EXERCISE.
Transcribe the stretch of the Irajá Abreu biography from "- Other political" through "against her critics.".

EXTRACT TO READ.
== Segment start ==

Senator for Tocantins
- Incumbent
- Assumed office 1 February 2019

Federal Deputy for Tocantins
- In office 1 February 2011 – 1 February 2019

Personal details
- Born: 3 February 1983 (age 43) Goiânia, Goiás, Brazil
- Party: PSD (2011–present)
- Other political affiliations: PFL (2003–07); DEM (2007–11);
- Parent: Kátia Abreu (mother)
- Profession: Entrepreneur

= Irajá Abreu =

Brazilian politician

Irajá Silvestre Filho (born 3 February 1983), more commonly known as Irajá, is a Brazilian politician and businessperson. Although born in Goiás, has spent his political career representing Tocantins, having served as state senator since 2019 and previously state deputy from 2011 to 2019.

==Personal life==
Abreu was born to Irajá Silvestre and Kátia Abreu. Prior to becoming a politician Abreu worked as a businessman in the agricultural industry. Abreu's mother Kátia is also a politician who has served as a senator and government minister, and Abreu has publicly defended his mother against her critics.

== Segment end ==

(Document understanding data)

== Segment start ==

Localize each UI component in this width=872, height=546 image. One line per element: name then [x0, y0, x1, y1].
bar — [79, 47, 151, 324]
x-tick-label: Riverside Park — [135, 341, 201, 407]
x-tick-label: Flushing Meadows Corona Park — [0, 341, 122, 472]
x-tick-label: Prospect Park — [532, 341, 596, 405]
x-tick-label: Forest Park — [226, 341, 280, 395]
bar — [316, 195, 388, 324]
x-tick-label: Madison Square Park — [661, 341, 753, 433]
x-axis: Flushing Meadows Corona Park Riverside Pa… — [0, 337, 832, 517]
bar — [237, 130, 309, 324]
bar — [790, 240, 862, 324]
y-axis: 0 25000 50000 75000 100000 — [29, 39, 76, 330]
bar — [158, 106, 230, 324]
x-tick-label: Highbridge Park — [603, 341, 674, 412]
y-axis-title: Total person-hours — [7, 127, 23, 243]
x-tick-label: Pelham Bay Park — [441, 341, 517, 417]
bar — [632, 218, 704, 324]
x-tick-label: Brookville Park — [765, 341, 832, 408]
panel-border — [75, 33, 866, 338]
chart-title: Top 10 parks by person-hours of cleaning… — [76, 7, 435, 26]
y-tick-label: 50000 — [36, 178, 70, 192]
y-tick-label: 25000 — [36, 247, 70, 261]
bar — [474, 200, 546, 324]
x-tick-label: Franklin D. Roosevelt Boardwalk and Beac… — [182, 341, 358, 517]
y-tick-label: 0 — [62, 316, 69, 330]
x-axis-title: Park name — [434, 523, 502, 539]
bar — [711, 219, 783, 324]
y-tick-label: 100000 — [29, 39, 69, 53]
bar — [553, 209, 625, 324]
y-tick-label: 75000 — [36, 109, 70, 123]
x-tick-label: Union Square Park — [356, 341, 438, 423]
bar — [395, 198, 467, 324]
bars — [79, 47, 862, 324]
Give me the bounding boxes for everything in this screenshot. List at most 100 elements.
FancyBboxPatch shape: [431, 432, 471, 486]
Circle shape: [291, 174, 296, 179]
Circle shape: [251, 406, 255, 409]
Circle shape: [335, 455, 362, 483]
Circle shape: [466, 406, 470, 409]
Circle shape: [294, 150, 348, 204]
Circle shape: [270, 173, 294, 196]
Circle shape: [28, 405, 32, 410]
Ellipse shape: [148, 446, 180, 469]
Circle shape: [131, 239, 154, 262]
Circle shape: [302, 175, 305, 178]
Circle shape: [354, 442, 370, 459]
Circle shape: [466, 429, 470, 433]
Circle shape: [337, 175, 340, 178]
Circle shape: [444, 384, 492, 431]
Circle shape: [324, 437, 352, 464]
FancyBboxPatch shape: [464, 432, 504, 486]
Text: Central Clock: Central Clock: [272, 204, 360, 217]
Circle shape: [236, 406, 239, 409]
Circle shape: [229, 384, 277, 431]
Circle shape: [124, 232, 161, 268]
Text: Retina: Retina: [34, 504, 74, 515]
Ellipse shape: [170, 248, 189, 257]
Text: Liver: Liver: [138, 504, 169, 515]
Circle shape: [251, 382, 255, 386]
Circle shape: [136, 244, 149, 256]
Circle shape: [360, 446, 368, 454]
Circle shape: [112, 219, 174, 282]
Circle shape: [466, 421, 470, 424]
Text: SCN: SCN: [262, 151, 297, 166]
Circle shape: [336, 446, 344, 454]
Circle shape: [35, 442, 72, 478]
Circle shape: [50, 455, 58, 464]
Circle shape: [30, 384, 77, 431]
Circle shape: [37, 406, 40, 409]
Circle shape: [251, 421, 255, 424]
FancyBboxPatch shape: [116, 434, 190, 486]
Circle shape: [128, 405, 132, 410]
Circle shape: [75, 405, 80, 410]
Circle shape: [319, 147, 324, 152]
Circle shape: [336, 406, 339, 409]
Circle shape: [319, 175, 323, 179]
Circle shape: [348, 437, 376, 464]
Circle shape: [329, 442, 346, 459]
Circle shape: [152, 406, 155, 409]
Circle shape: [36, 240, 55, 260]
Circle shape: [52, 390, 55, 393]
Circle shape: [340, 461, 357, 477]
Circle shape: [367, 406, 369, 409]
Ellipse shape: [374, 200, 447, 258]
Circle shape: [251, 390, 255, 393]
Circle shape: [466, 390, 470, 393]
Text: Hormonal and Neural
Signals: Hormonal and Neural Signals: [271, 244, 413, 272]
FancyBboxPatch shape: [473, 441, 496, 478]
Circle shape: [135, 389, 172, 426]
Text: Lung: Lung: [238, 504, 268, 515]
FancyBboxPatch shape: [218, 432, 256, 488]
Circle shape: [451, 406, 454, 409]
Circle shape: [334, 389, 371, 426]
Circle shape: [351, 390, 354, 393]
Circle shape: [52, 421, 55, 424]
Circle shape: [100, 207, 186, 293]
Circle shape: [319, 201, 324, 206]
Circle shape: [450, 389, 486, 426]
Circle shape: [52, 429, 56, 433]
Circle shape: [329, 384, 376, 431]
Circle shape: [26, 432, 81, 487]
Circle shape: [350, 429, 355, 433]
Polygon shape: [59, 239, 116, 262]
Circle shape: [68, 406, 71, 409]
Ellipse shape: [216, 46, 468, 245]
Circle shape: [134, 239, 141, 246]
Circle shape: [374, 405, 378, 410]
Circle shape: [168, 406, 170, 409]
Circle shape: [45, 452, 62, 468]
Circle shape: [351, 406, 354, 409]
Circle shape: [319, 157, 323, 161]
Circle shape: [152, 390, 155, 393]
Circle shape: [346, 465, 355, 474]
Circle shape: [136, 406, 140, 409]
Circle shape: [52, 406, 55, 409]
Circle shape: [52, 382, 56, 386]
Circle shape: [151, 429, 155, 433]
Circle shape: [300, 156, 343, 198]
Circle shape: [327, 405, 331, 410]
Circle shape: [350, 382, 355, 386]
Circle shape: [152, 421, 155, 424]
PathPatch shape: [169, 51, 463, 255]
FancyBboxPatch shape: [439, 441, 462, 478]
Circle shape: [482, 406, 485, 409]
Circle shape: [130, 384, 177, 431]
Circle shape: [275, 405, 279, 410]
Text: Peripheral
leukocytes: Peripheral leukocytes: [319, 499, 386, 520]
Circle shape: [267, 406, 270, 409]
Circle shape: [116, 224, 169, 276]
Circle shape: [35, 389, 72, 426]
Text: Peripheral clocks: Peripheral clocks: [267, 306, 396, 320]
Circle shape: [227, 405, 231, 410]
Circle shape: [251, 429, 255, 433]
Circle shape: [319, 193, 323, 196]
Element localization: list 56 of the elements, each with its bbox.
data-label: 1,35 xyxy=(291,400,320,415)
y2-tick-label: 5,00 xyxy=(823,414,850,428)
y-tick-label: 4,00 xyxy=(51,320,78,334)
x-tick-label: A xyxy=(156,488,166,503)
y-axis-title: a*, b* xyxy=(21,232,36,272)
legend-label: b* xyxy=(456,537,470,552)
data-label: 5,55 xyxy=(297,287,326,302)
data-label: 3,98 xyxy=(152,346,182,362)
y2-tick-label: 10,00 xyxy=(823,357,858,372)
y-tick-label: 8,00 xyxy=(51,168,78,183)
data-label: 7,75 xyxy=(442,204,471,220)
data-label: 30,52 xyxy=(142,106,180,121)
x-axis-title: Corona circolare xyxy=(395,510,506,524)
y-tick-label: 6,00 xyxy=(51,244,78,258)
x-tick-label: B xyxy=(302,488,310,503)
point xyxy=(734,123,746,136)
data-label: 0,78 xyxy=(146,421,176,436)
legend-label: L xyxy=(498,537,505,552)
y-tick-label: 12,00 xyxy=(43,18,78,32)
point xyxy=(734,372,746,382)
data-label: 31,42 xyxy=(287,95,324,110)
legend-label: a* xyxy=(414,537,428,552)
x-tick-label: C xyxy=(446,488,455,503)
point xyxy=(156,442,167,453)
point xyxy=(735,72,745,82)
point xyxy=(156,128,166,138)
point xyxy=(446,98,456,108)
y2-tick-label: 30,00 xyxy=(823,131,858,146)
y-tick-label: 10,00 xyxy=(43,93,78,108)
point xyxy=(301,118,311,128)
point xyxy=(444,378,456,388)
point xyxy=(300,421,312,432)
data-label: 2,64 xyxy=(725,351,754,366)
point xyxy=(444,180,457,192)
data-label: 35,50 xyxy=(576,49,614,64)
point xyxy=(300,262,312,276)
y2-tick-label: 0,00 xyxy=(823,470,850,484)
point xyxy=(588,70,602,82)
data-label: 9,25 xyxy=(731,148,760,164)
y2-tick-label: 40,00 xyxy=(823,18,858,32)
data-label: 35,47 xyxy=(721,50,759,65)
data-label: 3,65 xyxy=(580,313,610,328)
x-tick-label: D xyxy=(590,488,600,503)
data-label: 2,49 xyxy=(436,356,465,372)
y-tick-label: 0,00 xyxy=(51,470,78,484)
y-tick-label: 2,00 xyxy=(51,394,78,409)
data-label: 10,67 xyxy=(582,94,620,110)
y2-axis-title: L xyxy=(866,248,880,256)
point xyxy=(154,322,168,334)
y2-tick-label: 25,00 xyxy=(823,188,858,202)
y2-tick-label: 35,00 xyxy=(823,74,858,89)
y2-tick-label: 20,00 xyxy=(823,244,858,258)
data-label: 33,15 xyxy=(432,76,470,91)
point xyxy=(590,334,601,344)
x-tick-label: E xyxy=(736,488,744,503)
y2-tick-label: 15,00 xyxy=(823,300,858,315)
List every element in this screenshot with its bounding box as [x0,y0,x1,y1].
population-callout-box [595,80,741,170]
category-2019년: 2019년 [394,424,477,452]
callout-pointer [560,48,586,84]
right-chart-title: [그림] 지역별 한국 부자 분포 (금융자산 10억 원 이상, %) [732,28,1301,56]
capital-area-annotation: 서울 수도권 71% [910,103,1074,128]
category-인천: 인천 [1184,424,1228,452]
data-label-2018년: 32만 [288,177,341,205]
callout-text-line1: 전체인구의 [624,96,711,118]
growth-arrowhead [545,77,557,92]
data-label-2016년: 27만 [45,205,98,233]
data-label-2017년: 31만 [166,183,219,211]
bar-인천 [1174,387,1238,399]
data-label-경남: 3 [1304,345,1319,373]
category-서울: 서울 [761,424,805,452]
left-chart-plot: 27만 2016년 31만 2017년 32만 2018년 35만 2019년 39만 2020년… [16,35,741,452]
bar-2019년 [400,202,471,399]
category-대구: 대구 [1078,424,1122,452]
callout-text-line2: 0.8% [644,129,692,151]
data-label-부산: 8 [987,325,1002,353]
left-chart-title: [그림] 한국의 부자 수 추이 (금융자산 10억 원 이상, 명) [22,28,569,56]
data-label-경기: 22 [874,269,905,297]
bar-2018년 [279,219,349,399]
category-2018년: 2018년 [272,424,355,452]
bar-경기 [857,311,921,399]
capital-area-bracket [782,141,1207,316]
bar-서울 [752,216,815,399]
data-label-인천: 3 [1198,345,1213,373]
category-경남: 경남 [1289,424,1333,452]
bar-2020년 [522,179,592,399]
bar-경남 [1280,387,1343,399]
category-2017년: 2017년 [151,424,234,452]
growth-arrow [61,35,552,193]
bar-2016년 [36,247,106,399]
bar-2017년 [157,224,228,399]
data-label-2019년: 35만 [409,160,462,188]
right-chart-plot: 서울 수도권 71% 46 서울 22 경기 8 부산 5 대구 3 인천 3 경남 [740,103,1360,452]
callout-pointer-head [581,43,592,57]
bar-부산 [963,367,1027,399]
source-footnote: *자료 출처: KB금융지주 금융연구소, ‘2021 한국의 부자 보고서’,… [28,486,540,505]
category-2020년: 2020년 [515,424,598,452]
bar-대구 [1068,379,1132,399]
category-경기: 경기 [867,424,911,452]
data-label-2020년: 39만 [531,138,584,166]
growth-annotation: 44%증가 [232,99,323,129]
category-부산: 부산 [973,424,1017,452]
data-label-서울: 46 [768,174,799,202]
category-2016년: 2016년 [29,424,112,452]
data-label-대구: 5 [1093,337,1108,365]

== Segment end ==

ANSWER SECTION.
- Other political affiliations: PFL (2003–07); DEM (2007–11);
- Parent: Kátia Abreu (mother)
- Profession: Entrepreneur

= Irajá Abreu =

Brazilian politician

Irajá Silvestre Filho (born 3 February 1983), more commonly known as Irajá, is a Brazilian politician and businessperson. Although born in Goiás, has spent his political career representing Tocantins, having served as state senator since 2019 and previously state deputy from 2011 to 2019.

==Personal life==
Abreu was born to Irajá Silvestre and Kátia Abreu. Prior to becoming a politician Abreu worked as a businessman in the agricultural industry. Abreu's mother Kátia is also a politician who has served as a senator and government minister, and Abreu has publicly defended his mother against her critics.